INFORMATION SHOWN:
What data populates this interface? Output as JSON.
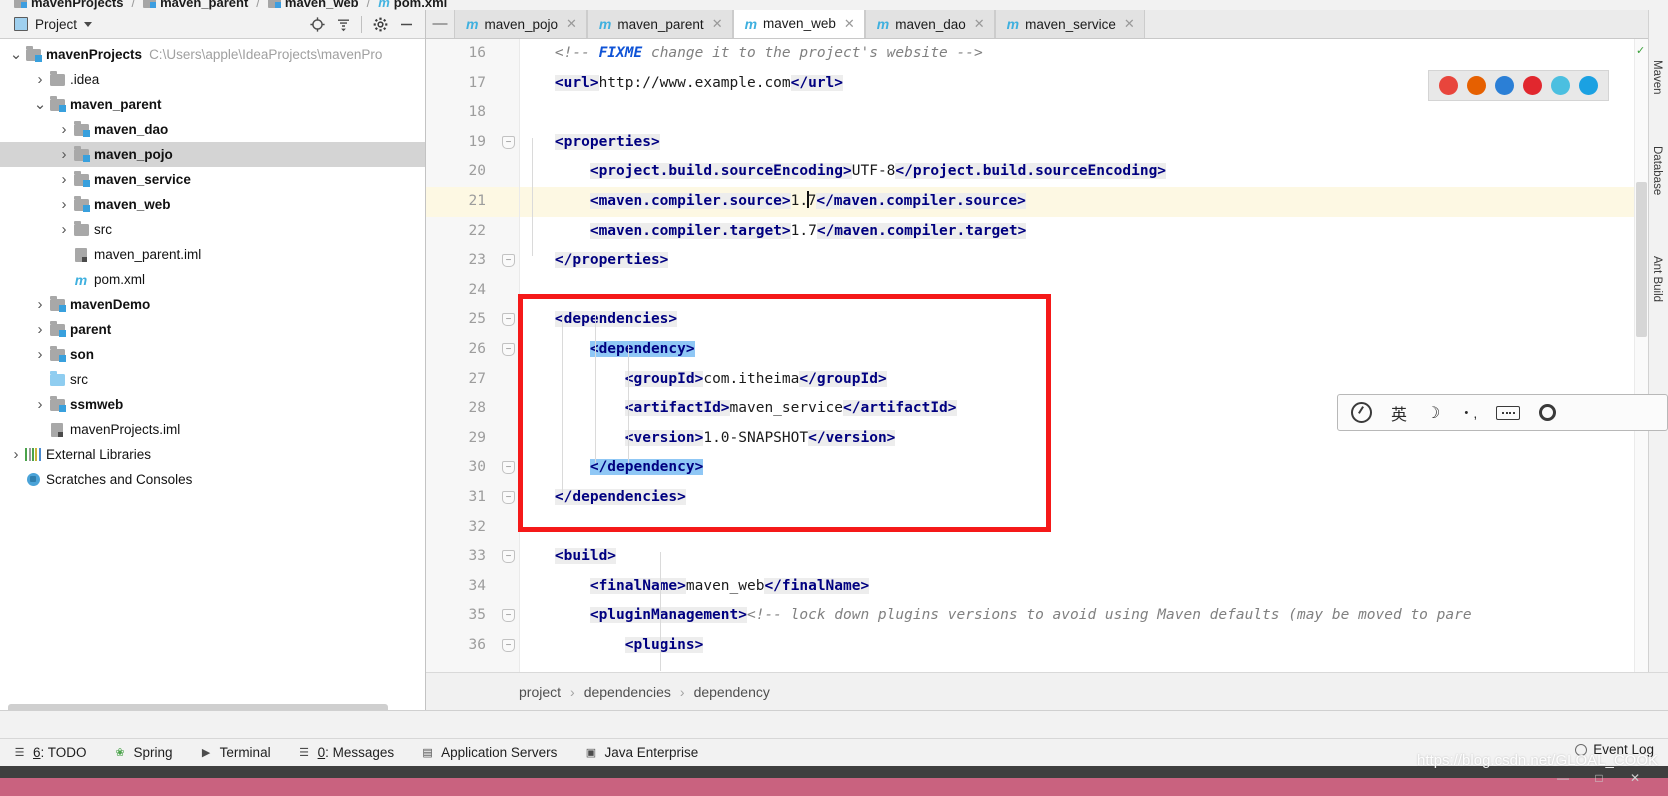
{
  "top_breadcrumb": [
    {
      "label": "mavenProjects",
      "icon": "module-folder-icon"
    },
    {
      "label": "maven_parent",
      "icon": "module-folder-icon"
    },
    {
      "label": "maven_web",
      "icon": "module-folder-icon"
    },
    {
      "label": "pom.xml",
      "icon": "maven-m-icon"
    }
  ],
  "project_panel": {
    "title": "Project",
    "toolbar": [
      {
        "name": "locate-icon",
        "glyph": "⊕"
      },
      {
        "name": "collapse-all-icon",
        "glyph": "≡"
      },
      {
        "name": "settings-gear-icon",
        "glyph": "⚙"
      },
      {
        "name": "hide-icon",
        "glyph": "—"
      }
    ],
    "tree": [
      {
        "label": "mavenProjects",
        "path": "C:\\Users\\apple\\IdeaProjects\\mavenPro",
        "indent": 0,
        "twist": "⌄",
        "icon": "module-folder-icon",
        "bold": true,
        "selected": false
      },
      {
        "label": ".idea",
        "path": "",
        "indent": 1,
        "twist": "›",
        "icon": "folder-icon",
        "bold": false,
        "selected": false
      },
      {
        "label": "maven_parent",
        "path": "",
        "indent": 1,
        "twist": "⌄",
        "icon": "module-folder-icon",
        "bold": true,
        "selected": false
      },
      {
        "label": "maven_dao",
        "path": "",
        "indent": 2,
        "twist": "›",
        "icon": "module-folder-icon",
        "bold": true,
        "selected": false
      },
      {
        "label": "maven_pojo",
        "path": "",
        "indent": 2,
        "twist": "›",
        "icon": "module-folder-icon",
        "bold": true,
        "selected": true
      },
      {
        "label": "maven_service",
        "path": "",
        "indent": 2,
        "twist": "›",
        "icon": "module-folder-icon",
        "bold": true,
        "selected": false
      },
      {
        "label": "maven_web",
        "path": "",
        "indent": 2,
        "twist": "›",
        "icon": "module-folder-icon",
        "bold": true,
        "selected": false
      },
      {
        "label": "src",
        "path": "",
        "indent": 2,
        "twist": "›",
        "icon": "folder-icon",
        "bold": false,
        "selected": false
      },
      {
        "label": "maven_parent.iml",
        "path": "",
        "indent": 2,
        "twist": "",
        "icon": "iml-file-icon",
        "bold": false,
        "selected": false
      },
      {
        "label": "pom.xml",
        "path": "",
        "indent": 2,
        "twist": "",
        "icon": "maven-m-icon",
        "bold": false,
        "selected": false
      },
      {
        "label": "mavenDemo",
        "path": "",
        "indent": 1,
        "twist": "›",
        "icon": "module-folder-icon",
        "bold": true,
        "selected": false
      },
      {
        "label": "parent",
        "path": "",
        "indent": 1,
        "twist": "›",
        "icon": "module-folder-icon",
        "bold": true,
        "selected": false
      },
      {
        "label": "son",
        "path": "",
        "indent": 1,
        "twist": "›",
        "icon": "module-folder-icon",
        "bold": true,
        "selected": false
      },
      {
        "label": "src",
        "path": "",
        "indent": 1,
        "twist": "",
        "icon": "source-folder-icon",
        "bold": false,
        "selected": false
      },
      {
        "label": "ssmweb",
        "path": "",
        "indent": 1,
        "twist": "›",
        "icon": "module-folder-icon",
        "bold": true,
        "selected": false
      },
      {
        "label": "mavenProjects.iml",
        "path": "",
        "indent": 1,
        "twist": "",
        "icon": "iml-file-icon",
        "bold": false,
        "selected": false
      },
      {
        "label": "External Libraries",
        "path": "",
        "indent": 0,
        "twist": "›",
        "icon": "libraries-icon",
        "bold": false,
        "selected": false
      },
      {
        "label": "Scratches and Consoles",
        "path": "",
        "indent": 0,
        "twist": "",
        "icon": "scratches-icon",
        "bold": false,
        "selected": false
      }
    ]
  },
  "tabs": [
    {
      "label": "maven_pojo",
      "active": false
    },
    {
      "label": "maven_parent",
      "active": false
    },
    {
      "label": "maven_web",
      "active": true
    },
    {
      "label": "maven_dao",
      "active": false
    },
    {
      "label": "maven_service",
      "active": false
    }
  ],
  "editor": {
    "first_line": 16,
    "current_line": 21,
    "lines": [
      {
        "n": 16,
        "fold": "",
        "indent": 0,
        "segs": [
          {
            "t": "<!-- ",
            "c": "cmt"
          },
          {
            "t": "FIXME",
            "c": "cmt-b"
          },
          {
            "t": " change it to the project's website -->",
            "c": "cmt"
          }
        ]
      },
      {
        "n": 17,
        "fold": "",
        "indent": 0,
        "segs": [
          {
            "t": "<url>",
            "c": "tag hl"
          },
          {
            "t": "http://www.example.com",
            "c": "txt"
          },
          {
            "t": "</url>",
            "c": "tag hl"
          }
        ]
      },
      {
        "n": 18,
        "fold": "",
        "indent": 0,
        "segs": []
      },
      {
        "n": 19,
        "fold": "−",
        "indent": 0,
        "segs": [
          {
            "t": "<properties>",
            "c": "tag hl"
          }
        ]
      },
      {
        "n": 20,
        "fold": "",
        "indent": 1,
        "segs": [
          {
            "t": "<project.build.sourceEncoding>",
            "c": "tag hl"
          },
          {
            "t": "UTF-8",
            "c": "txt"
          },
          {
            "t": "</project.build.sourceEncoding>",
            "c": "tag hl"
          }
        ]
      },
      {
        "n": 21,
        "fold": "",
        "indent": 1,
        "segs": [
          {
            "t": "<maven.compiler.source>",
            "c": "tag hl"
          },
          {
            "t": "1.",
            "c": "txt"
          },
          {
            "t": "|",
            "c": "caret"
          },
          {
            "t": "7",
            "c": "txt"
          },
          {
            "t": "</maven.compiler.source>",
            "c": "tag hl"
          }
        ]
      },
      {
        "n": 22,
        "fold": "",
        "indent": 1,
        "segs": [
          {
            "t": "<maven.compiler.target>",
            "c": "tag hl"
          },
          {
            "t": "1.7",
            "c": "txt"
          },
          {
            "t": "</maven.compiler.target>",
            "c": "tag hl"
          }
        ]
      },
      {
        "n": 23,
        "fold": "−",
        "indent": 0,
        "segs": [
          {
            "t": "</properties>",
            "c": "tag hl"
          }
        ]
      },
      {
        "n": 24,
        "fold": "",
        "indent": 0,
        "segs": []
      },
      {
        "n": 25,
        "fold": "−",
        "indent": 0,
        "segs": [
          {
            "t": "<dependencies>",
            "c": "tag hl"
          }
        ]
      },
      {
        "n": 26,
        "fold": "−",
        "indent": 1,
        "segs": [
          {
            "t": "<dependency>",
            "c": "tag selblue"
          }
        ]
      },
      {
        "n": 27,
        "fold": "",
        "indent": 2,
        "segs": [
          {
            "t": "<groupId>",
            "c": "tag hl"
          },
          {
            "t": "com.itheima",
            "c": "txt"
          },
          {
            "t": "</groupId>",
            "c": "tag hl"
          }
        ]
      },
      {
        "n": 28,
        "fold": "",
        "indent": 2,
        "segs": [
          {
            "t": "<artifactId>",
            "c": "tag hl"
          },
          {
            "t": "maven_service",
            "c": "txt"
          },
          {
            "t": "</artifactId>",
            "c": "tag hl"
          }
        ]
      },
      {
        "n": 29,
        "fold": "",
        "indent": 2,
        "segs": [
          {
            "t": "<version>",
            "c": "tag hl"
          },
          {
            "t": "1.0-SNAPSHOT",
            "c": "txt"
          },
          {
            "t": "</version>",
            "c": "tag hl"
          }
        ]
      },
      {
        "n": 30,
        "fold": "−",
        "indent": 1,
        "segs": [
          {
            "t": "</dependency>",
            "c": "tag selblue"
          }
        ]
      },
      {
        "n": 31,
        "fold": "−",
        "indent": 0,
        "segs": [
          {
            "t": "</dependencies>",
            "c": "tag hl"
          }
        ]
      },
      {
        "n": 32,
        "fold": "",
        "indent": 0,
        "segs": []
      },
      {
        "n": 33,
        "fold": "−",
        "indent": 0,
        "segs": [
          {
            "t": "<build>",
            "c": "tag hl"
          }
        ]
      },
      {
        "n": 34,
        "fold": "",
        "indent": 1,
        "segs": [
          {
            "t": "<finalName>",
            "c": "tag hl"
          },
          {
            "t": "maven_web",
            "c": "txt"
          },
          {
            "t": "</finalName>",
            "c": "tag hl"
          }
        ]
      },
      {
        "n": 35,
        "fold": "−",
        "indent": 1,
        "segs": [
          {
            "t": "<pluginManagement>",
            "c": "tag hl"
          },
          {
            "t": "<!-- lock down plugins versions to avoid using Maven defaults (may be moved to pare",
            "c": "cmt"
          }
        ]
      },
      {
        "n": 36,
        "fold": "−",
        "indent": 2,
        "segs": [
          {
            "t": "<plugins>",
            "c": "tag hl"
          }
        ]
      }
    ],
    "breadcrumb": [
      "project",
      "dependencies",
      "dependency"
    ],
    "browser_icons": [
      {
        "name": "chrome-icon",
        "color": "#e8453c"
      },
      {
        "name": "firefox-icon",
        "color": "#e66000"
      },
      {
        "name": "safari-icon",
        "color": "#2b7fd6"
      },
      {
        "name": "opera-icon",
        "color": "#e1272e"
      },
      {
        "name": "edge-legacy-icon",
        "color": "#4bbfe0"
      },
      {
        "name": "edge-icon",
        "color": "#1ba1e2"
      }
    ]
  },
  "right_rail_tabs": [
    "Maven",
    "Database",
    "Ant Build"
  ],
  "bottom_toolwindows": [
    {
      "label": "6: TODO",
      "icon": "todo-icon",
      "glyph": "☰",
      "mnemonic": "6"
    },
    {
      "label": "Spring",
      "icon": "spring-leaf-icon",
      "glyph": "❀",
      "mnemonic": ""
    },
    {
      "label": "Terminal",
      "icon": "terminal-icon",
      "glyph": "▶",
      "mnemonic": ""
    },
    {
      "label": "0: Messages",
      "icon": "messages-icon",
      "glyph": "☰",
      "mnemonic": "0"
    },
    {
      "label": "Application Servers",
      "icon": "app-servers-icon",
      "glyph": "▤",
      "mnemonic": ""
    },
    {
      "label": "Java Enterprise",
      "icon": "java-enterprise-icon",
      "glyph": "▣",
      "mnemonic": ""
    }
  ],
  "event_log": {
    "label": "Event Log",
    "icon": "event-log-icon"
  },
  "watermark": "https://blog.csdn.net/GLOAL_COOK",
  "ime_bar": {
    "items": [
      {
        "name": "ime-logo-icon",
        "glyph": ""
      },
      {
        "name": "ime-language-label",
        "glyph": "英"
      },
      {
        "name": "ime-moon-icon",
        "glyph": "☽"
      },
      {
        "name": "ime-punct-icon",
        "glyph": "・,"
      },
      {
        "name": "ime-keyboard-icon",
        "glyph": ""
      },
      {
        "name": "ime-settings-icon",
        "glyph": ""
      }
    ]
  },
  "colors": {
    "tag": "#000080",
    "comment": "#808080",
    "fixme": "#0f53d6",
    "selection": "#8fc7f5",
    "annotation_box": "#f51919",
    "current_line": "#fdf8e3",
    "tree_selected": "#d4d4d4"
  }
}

DIRECTIVE: Tell how many lines in the material above include the word "edge", giving the number only.

TASK RESPONSE: 2